Restate the entries below word for word, omitting nothing.

Records that describe figures
.....
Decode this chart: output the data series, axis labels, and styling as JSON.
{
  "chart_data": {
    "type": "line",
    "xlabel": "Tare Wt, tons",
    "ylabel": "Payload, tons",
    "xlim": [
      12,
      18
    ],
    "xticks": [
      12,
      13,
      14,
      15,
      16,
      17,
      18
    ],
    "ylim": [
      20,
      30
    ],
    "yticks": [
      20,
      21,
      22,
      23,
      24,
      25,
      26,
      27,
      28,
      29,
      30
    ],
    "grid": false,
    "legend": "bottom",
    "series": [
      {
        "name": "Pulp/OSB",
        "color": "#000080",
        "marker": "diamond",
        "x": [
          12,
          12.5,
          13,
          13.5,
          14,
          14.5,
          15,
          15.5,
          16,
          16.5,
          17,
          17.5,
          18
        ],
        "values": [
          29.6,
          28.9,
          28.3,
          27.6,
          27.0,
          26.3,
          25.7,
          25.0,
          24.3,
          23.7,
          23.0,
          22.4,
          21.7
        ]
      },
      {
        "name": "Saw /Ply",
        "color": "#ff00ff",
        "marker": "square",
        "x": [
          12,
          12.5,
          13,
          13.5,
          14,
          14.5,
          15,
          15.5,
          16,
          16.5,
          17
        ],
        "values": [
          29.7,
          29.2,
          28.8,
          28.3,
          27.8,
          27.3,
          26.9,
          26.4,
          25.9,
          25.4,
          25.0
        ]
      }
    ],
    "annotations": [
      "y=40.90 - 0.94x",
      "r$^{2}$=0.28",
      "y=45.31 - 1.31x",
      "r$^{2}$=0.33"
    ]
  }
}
.....
_Response_
Decode this chart: output the data series, axis labels, and styling as JSON.
{
  "chart_data": {
    "type": "line",
    "xlabel": "Tare Wt, tons",
    "ylabel": "Payload, tons",
    "xlim": [
      12,
      18
    ],
    "xticks": [
      12,
      13,
      14,
      15,
      16,
      17,
      18
    ],
    "ylim": [
      20,
      30
    ],
    "yticks": [
      20,
      21,
      22,
      23,
      24,
      25,
      26,
      27,
      28,
      29,
      30
    ],
    "grid": false,
    "legend": "bottom",
    "series": [
      {
        "name": "Pulp/OSB",
        "color": "#000080",
        "marker": "diamond",
        "x": [
          12,
          12.5,
          13,
          13.5,
          14,
          14.5,
          15,
          15.5,
          16,
          16.5,
          17,
          17.5,
          18
        ],
        "values": [
          29.6,
          28.9,
          28.3,
          27.6,
          27.0,
          26.3,
          25.7,
          25.0,
          24.3,
          23.7,
          23.0,
          22.4,
          21.7
        ]
      },
      {
        "name": "Saw /Ply",
        "color": "#ff00ff",
        "marker": "square",
        "x": [
          12,
          12.5,
          13,
          13.5,
          14,
          14.5,
          15,
          15.5,
          16,
          16.5,
          17
        ],
        "values": [
          29.7,
          29.2,
          28.8,
          28.3,
          27.8,
          27.3,
          26.9,
          26.4,
          25.9,
          25.4,
          25.0
        ]
      }
    ],
    "annotations": [
      "y=40.90 - 0.94x",
      "r$^{2}$=0.28",
      "y=45.31 - 1.31x",
      "r$^{2}$=0.33"
    ]
  }
}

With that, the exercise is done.